**What this task involves**
Keep only the lines of the data below that contain "Children", and copy them.

**Data extract**
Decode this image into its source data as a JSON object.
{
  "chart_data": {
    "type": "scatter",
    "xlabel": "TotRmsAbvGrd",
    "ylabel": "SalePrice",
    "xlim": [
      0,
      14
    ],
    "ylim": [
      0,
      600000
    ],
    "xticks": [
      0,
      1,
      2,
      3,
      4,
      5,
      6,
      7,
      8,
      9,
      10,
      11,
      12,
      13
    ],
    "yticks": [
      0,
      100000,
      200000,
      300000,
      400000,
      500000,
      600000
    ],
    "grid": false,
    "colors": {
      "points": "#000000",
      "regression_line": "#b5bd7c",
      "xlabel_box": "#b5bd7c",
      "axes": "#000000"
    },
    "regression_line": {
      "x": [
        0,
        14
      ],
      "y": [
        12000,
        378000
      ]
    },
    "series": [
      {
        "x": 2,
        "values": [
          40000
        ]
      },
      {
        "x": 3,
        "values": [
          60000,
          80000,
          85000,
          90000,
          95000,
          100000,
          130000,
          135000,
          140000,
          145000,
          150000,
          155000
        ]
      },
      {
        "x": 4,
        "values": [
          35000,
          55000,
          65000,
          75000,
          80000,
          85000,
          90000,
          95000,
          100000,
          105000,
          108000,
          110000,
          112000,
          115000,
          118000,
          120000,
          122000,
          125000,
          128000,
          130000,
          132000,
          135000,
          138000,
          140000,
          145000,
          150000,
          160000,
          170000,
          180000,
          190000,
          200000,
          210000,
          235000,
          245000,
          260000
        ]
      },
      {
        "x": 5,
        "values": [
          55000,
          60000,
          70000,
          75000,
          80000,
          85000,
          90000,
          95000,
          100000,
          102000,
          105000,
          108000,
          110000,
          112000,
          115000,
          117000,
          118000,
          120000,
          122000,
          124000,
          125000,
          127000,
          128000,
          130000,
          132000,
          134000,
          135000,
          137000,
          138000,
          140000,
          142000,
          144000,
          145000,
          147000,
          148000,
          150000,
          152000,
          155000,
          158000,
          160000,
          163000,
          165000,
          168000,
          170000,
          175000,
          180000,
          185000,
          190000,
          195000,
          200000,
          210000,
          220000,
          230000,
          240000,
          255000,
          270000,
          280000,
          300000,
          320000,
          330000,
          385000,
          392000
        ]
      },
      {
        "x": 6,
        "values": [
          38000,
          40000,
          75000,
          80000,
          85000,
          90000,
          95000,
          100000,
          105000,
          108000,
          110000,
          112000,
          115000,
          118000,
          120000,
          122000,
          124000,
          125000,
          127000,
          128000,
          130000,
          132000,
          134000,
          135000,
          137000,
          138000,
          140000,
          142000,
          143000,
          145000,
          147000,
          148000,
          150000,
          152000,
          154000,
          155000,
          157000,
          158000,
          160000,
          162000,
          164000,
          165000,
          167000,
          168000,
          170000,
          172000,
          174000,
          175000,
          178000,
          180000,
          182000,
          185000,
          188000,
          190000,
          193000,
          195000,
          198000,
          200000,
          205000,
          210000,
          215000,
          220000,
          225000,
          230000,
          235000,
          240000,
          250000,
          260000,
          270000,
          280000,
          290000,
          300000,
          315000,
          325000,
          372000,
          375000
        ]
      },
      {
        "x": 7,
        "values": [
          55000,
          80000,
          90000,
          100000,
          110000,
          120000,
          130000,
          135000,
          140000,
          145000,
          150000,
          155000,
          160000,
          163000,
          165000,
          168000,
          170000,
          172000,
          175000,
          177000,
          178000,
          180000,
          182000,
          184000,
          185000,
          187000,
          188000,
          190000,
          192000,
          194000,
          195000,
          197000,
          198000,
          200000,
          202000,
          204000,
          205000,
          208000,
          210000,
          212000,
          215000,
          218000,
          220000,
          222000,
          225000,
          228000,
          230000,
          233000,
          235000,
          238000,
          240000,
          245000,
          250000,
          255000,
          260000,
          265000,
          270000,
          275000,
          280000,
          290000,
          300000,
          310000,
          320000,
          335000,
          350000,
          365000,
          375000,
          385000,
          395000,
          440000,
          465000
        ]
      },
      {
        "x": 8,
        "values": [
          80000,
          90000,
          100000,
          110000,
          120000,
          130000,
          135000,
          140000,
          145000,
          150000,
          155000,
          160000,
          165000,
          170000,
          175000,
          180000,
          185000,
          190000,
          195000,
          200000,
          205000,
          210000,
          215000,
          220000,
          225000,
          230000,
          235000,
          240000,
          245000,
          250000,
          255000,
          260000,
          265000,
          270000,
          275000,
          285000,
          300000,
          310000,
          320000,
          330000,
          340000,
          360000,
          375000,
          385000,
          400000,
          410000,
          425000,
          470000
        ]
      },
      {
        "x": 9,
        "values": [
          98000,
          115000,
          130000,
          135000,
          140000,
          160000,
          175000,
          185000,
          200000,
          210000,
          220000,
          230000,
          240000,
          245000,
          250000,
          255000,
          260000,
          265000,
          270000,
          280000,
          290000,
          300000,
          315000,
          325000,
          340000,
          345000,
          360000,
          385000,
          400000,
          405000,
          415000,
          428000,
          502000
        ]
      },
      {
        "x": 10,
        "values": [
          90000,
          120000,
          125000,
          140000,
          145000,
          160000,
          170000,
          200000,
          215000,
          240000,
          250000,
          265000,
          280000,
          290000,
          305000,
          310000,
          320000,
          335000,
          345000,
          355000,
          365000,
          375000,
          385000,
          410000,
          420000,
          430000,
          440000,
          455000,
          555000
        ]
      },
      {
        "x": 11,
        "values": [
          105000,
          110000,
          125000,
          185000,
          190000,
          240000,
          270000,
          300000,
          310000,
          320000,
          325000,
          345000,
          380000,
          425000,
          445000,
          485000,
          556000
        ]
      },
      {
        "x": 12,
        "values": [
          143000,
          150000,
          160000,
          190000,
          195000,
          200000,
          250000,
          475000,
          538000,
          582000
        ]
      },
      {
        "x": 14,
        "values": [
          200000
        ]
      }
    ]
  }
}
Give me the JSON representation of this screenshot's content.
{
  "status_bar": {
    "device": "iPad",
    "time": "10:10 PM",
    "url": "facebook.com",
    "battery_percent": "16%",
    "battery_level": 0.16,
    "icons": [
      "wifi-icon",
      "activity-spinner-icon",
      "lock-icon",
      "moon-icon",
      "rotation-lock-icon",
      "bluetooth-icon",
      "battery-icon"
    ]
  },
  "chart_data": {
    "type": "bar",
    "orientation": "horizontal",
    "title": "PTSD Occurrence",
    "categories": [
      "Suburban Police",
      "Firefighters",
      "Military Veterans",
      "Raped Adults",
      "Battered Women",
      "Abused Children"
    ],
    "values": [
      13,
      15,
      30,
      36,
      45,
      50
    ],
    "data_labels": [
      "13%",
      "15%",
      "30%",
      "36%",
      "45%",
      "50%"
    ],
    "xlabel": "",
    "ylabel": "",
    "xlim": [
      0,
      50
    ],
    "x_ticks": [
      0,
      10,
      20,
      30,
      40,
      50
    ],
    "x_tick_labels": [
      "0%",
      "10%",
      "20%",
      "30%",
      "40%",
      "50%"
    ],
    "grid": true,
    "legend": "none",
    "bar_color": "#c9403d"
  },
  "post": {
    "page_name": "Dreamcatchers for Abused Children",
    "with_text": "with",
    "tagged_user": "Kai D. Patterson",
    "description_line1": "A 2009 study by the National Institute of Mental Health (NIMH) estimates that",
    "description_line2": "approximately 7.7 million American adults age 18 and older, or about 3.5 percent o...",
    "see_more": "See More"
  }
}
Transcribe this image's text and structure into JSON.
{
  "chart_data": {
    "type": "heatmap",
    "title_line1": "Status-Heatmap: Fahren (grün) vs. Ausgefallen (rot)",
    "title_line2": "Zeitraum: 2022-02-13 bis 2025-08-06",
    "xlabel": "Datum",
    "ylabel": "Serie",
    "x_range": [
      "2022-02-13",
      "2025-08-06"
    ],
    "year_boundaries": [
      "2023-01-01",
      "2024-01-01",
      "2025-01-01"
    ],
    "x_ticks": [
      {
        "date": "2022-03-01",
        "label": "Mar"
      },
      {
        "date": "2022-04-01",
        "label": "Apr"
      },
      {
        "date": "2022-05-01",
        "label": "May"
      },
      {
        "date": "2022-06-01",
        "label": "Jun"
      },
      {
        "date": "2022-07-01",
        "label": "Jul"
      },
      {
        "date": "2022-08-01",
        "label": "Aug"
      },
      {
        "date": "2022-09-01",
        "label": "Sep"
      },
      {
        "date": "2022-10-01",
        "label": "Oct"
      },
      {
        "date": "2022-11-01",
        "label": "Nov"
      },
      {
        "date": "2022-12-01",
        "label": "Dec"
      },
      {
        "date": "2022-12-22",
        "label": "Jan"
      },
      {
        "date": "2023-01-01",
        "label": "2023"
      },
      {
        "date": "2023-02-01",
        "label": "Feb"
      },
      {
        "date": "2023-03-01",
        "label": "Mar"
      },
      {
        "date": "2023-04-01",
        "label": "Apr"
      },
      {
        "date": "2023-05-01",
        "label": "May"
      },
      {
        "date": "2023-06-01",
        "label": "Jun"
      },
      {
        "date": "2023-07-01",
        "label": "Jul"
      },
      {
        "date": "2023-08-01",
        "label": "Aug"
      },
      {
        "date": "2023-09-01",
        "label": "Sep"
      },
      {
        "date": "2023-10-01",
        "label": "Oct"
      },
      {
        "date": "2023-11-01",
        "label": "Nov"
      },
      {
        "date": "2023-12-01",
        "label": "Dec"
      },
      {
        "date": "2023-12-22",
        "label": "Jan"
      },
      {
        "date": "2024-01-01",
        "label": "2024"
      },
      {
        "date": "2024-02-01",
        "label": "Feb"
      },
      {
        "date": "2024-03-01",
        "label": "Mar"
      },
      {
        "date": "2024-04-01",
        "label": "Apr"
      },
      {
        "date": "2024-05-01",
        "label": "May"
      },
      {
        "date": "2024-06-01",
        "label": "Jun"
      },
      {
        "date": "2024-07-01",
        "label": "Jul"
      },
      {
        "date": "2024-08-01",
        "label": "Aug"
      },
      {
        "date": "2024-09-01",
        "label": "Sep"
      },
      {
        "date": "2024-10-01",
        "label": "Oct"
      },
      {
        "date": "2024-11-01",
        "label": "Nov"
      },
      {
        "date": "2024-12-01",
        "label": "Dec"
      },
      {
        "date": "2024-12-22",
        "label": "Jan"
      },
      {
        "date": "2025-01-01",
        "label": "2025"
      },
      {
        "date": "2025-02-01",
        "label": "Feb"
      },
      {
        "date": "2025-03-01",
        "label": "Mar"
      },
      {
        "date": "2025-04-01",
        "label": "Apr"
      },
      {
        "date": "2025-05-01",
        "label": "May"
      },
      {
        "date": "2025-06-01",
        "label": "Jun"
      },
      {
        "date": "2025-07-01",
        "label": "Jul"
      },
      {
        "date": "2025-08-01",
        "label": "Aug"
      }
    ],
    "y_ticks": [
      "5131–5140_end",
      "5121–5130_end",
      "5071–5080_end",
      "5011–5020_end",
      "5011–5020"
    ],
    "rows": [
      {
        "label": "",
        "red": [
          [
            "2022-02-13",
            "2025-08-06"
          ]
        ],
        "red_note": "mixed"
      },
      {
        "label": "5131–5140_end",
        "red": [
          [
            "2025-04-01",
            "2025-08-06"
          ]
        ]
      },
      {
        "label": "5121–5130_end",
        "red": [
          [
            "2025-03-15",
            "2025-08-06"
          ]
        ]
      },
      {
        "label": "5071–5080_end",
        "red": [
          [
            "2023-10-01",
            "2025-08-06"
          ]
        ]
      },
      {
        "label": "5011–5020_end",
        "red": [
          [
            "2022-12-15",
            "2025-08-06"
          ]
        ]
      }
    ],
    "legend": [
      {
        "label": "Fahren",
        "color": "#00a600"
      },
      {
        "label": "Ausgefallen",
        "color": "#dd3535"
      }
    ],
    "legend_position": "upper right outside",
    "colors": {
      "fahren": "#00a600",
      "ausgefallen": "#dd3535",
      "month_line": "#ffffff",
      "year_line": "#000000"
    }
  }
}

**Exercise response**
      "Abused Children"
    "page_name": "Dreamcatchers for Abused Children",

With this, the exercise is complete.